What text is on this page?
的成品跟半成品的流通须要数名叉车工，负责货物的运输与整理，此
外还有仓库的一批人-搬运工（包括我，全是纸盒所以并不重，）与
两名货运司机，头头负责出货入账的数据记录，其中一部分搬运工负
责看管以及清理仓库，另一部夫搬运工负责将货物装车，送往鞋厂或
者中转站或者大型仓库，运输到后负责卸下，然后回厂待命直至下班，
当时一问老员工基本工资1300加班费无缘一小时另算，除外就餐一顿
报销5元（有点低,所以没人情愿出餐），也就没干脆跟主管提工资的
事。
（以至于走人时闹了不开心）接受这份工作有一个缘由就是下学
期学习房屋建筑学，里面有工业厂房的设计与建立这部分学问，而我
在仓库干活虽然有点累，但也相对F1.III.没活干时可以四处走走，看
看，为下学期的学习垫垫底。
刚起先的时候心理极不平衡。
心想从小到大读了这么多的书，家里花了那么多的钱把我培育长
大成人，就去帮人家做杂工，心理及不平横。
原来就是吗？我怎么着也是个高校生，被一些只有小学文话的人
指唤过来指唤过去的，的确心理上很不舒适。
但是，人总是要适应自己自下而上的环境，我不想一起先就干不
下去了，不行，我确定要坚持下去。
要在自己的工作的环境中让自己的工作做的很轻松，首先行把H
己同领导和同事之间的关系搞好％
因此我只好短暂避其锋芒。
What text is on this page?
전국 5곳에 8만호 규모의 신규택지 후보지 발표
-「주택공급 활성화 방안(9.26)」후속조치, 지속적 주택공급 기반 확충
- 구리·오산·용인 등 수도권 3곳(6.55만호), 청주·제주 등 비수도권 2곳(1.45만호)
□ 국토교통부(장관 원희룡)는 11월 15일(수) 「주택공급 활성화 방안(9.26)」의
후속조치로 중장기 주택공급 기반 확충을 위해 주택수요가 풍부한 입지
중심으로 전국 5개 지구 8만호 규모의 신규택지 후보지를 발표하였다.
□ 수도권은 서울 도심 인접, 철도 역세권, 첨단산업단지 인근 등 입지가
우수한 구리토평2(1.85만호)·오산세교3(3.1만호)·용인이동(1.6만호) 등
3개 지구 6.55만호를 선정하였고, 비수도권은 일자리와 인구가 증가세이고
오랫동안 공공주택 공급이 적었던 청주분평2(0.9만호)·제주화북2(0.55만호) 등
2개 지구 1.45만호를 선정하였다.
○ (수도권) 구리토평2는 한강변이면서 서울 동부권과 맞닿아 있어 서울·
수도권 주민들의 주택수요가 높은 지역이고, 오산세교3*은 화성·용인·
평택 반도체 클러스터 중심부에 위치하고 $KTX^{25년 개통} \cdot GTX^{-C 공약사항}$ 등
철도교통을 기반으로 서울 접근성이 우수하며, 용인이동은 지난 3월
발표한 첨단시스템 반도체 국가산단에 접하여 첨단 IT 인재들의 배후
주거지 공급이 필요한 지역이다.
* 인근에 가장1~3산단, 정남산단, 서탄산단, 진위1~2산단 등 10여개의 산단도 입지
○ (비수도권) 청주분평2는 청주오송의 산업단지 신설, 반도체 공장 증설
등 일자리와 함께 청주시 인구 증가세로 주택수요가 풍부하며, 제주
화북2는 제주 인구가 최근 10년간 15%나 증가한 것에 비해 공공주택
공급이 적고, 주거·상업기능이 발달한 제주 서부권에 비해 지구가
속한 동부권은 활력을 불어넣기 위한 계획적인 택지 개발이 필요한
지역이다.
---*---
=== Exercise instructions ===
The records above should all be quoted exactly, please.

=== Full output ===
What text is on this page?
的成品跟半成品的流通须要数名叉车工，负责货物的运输与整理，此
外还有仓库的一批人-搬运工（包括我，全是纸盒所以并不重，）与
两名货运司机，头头负责出货入账的数据记录，其中一部分搬运工负
责看管以及清理仓库，另一部夫搬运工负责将货物装车，送往鞋厂或
者中转站或者大型仓库，运输到后负责卸下，然后回厂待命直至下班，
当时一问老员工基本工资1300加班费无缘一小时另算，除外就餐一顿
报销5元（有点低,所以没人情愿出餐），也就没干脆跟主管提工资的
事。
（以至于走人时闹了不开心）接受这份工作有一个缘由就是下学
期学习房屋建筑学，里面有工业厂房的设计与建立这部分学问，而我
在仓库干活虽然有点累，但也相对F1.III.没活干时可以四处走走，看
看，为下学期的学习垫垫底。
刚起先的时候心理极不平衡。
心想从小到大读了这么多的书，家里花了那么多的钱把我培育长
大成人，就去帮人家做杂工，心理及不平横。
原来就是吗？我怎么着也是个高校生，被一些只有小学文话的人
指唤过来指唤过去的，的确心理上很不舒适。
但是，人总是要适应自己自下而上的环境，我不想一起先就干不
下去了，不行，我确定要坚持下去。
要在自己的工作的环境中让自己的工作做的很轻松，首先行把H
己同领导和同事之间的关系搞好％
因此我只好短暂避其锋芒。
What text is on this page?
전국 5곳에 8만호 규모의 신규택지 후보지 발표
-「주택공급 활성화 방안(9.26)」후속조치, 지속적 주택공급 기반 확충
- 구리·오산·용인 등 수도권 3곳(6.55만호), 청주·제주 등 비수도권 2곳(1.45만호)
□ 국토교통부(장관 원희룡)는 11월 15일(수) 「주택공급 활성화 방안(9.26)」의
후속조치로 중장기 주택공급 기반 확충을 위해 주택수요가 풍부한 입지
중심으로 전국 5개 지구 8만호 규모의 신규택지 후보지를 발표하였다.
□ 수도권은 서울 도심 인접, 철도 역세권, 첨단산업단지 인근 등 입지가
우수한 구리토평2(1.85만호)·오산세교3(3.1만호)·용인이동(1.6만호) 등
3개 지구 6.55만호를 선정하였고, 비수도권은 일자리와 인구가 증가세이고
오랫동안 공공주택 공급이 적었던 청주분평2(0.9만호)·제주화북2(0.55만호) 등
2개 지구 1.45만호를 선정하였다.
○ (수도권) 구리토평2는 한강변이면서 서울 동부권과 맞닿아 있어 서울·
수도권 주민들의 주택수요가 높은 지역이고, 오산세교3*은 화성·용인·
평택 반도체 클러스터 중심부에 위치하고 $KTX^{25년 개통} \cdot GTX^{-C 공약사항}$ 등
철도교통을 기반으로 서울 접근성이 우수하며, 용인이동은 지난 3월
발표한 첨단시스템 반도체 국가산단에 접하여 첨단 IT 인재들의 배후
주거지 공급이 필요한 지역이다.
* 인근에 가장1~3산단, 정남산단, 서탄산단, 진위1~2산단 등 10여개의 산단도 입지
○ (비수도권) 청주분평2는 청주오송의 산업단지 신설, 반도체 공장 증설
등 일자리와 함께 청주시 인구 증가세로 주택수요가 풍부하며, 제주
화북2는 제주 인구가 최근 10년간 15%나 증가한 것에 비해 공공주택
공급이 적고, 주거·상업기능이 발달한 제주 서부권에 비해 지구가
속한 동부권은 활력을 불어넣기 위한 계획적인 택지 개발이 필요한
지역이다.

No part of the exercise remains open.